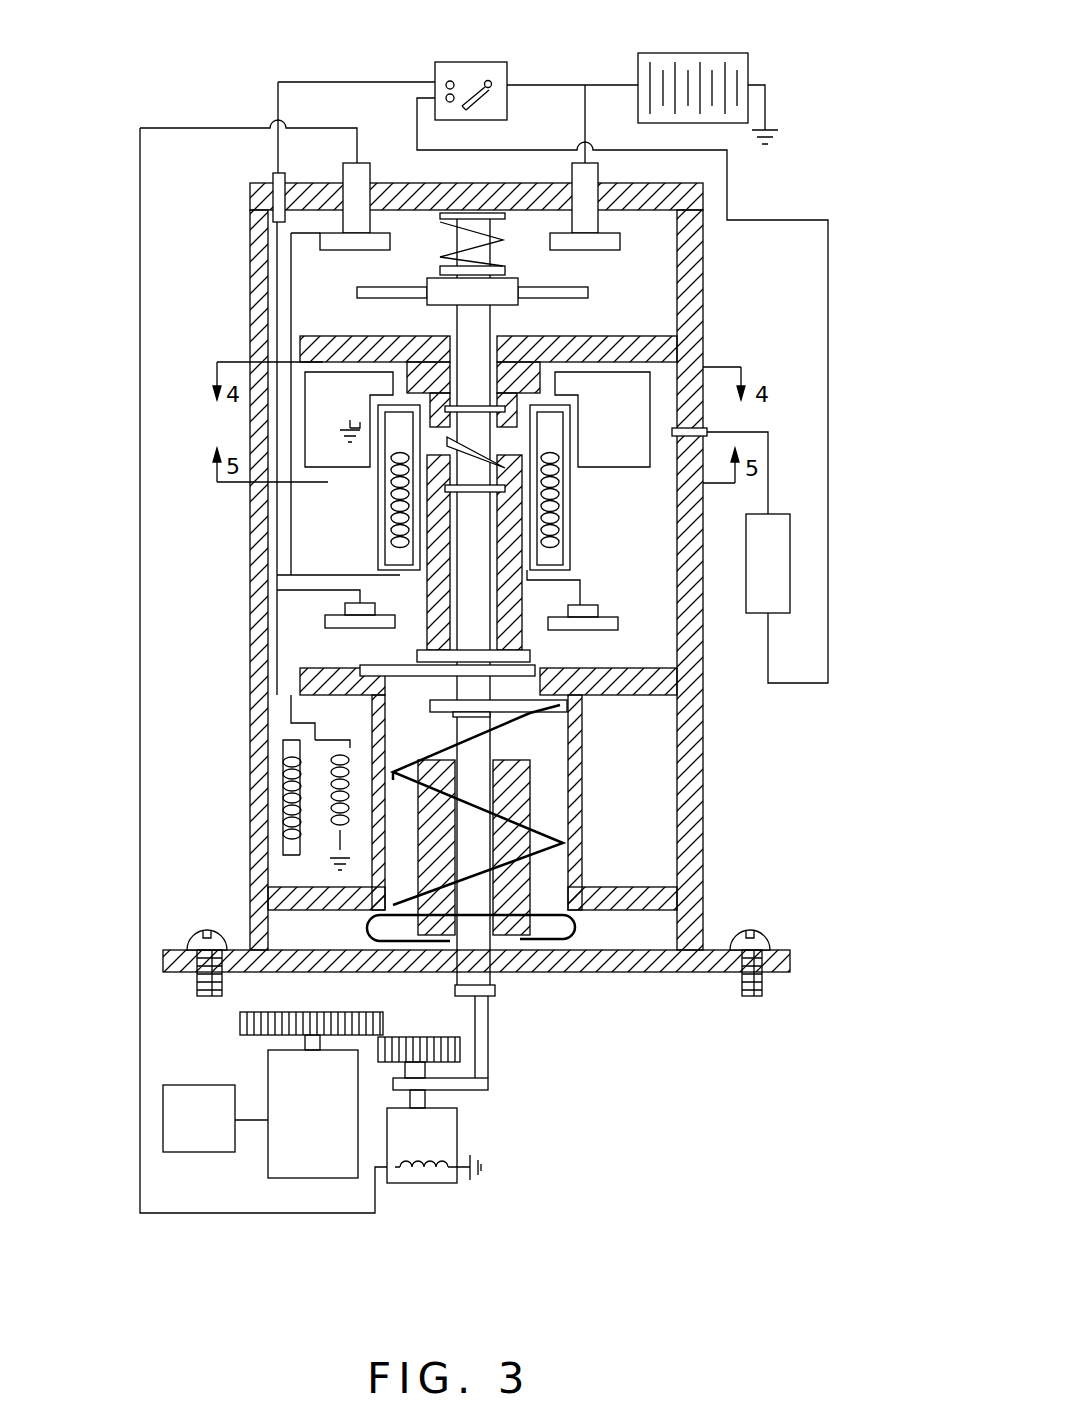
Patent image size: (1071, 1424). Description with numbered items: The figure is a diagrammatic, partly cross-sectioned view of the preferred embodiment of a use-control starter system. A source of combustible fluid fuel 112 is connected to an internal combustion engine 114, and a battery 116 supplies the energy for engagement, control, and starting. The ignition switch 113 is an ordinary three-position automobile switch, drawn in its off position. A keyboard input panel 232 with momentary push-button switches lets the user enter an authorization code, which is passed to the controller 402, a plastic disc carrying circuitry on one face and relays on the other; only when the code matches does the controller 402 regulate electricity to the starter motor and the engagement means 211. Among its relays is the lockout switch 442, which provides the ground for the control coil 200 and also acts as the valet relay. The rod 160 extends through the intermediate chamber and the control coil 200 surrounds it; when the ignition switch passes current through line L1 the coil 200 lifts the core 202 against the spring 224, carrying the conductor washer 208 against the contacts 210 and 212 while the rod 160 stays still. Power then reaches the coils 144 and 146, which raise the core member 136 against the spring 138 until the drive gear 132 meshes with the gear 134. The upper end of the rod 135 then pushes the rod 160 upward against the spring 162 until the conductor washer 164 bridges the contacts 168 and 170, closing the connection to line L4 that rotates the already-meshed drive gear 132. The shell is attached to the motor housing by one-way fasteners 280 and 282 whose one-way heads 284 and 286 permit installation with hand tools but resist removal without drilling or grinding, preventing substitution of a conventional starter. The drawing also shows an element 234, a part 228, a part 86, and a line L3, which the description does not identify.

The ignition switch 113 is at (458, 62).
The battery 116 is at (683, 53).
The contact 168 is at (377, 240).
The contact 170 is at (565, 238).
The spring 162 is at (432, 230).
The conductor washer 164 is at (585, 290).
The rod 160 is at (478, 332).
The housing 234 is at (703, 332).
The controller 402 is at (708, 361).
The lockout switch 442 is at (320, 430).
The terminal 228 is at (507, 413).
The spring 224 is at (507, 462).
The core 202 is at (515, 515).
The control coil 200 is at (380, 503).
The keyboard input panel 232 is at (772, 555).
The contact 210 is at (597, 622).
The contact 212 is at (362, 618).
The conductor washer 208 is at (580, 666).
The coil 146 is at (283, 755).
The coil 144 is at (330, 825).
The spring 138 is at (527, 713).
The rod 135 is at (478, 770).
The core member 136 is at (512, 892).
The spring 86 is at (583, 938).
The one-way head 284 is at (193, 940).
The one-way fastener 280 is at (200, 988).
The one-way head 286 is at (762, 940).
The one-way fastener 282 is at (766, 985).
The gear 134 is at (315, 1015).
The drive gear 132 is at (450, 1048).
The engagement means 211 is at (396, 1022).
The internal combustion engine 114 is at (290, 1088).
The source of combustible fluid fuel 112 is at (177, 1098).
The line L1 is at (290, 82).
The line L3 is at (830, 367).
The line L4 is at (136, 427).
* * *
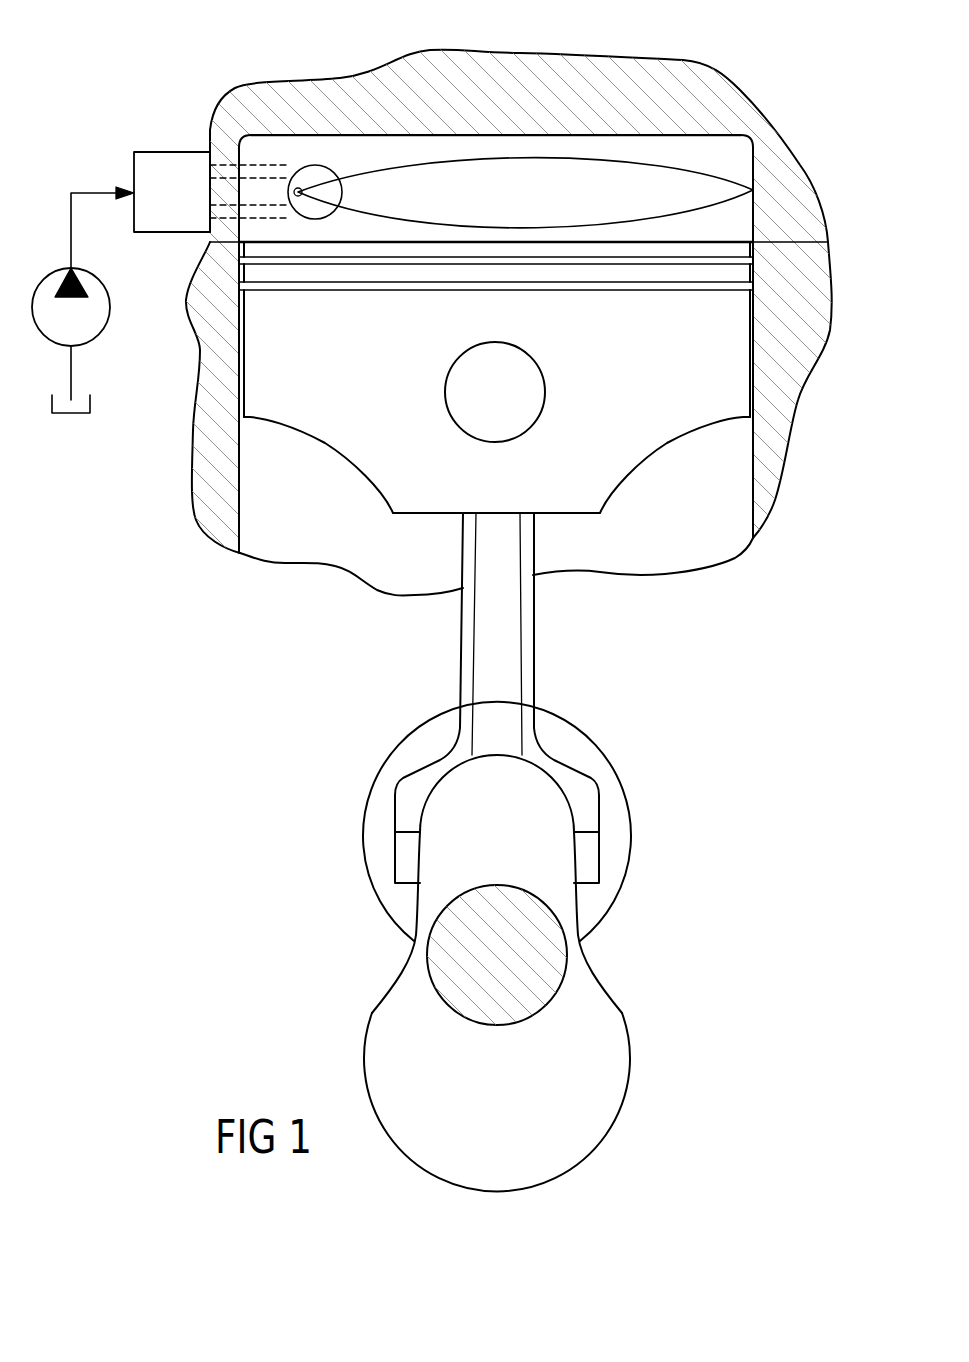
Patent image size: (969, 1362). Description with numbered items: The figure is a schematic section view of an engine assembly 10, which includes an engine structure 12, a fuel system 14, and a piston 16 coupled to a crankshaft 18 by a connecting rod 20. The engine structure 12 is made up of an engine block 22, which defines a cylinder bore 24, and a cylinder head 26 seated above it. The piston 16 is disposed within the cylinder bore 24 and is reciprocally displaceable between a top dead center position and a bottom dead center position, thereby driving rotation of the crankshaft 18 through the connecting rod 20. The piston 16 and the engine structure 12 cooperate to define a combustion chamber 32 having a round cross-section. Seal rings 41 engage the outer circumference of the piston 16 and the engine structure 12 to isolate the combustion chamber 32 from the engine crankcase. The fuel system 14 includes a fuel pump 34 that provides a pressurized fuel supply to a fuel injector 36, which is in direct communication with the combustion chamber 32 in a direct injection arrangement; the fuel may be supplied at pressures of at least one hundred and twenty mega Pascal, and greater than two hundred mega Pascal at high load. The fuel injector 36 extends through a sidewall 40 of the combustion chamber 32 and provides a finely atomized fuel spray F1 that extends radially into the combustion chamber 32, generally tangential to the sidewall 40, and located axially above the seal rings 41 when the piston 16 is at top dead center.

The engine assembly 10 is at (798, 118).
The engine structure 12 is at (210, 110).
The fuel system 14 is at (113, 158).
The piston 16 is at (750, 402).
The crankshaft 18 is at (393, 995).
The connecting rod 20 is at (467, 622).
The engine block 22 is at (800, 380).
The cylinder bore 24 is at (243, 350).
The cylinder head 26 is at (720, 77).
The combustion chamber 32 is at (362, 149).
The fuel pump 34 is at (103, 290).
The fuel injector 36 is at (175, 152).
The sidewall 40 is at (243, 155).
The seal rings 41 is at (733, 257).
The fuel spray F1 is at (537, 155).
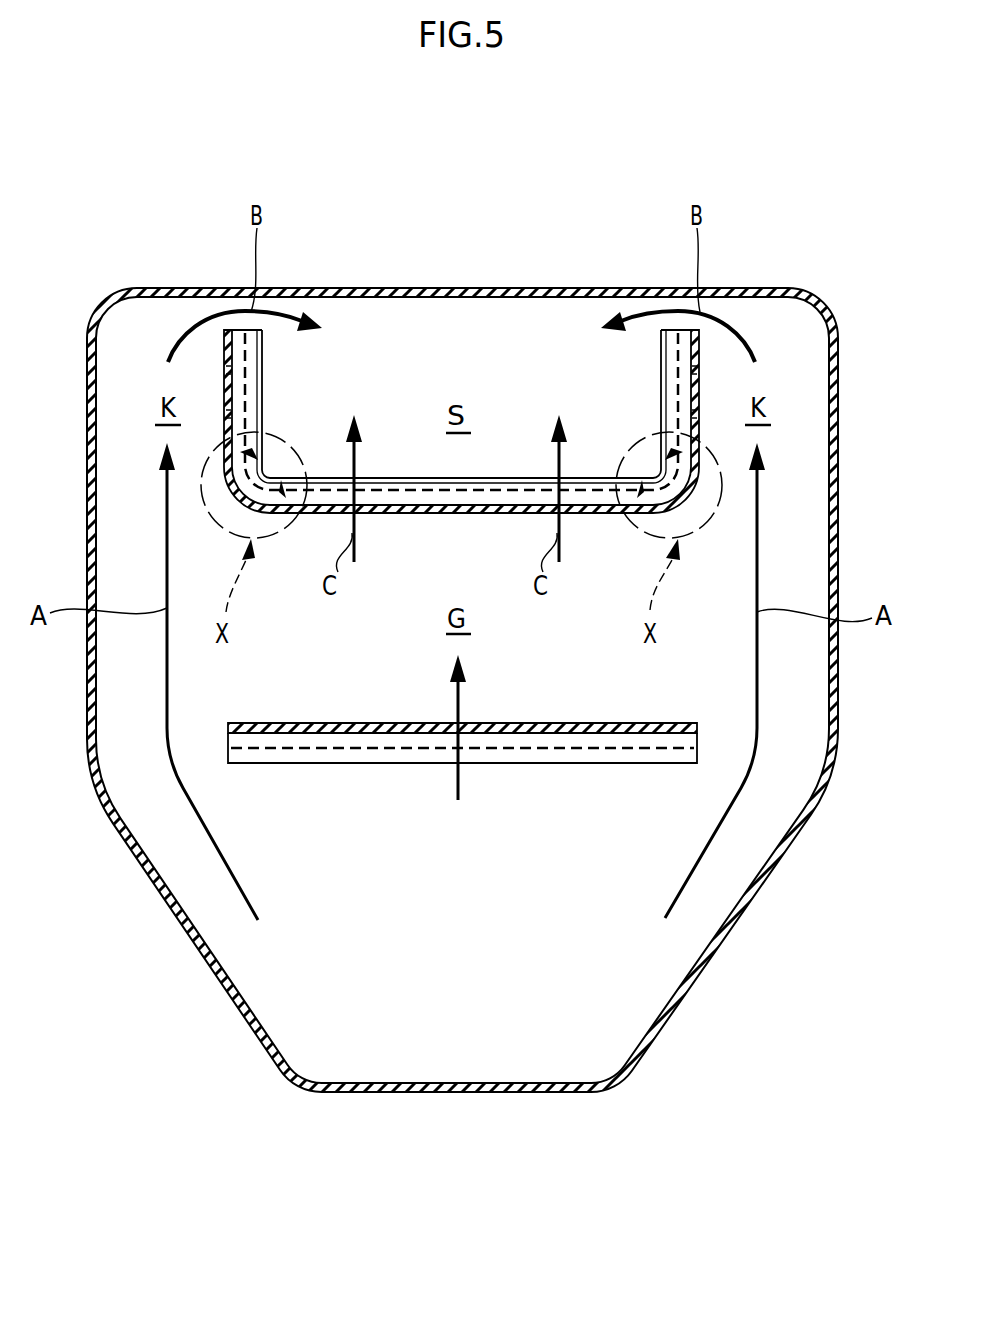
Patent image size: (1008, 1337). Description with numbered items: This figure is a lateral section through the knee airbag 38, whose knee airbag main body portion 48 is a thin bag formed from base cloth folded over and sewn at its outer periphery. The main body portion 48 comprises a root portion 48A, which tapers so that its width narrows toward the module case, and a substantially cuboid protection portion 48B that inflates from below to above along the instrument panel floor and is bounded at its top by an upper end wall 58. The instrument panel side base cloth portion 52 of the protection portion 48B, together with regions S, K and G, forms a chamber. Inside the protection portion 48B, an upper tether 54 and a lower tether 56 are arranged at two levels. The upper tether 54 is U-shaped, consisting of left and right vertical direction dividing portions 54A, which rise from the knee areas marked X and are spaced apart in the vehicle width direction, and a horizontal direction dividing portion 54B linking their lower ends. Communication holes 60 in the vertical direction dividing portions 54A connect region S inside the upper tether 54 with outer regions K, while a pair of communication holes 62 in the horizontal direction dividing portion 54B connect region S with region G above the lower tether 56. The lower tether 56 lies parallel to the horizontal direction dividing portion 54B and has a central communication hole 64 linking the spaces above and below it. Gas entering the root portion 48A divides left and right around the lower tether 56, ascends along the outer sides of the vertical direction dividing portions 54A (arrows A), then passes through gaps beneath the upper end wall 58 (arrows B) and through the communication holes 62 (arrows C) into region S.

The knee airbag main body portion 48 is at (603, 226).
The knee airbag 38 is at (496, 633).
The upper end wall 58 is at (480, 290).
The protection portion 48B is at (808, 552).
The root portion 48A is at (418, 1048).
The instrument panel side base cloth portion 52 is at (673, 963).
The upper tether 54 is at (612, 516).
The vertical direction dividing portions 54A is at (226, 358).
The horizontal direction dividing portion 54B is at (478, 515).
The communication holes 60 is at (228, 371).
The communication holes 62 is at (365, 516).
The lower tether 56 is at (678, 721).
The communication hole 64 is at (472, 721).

#### WHAT THIS TASK INVOLVES:
Copy out the lines of the records word for word, starting at the line with "Patent image size: (1008, 1337)." and continuing up to and including the line with "The root portion 48A is at (418, 1048).".

#### FINISHED TASK:
Patent image size: (1008, 1337). Description with numbered items: This figure is a lateral section through the knee airbag 38, whose knee airbag main body portion 48 is a thin bag formed from base cloth folded over and sewn at its outer periphery. The main body portion 48 comprises a root portion 48A, which tapers so that its width narrows toward the module case, and a substantially cuboid protection portion 48B that inflates from below to above along the instrument panel floor and is bounded at its top by an upper end wall 58. The instrument panel side base cloth portion 52 of the protection portion 48B, together with regions S, K and G, forms a chamber. Inside the protection portion 48B, an upper tether 54 and a lower tether 56 are arranged at two levels. The upper tether 54 is U-shaped, consisting of left and right vertical direction dividing portions 54A, which rise from the knee areas marked X and are spaced apart in the vehicle width direction, and a horizontal direction dividing portion 54B linking their lower ends. Communication holes 60 in the vertical direction dividing portions 54A connect region S inside the upper tether 54 with outer regions K, while a pair of communication holes 62 in the horizontal direction dividing portion 54B connect region S with region G above the lower tether 56. The lower tether 56 lies parallel to the horizontal direction dividing portion 54B and has a central communication hole 64 linking the spaces above and below it. Gas entering the root portion 48A divides left and right around the lower tether 56, ascends along the outer sides of the vertical direction dividing portions 54A (arrows A), then passes through gaps beneath the upper end wall 58 (arrows B) and through the communication holes 62 (arrows C) into region S.

The knee airbag main body portion 48 is at (603, 226).
The knee airbag 38 is at (496, 633).
The upper end wall 58 is at (480, 290).
The protection portion 48B is at (808, 552).
The root portion 48A is at (418, 1048).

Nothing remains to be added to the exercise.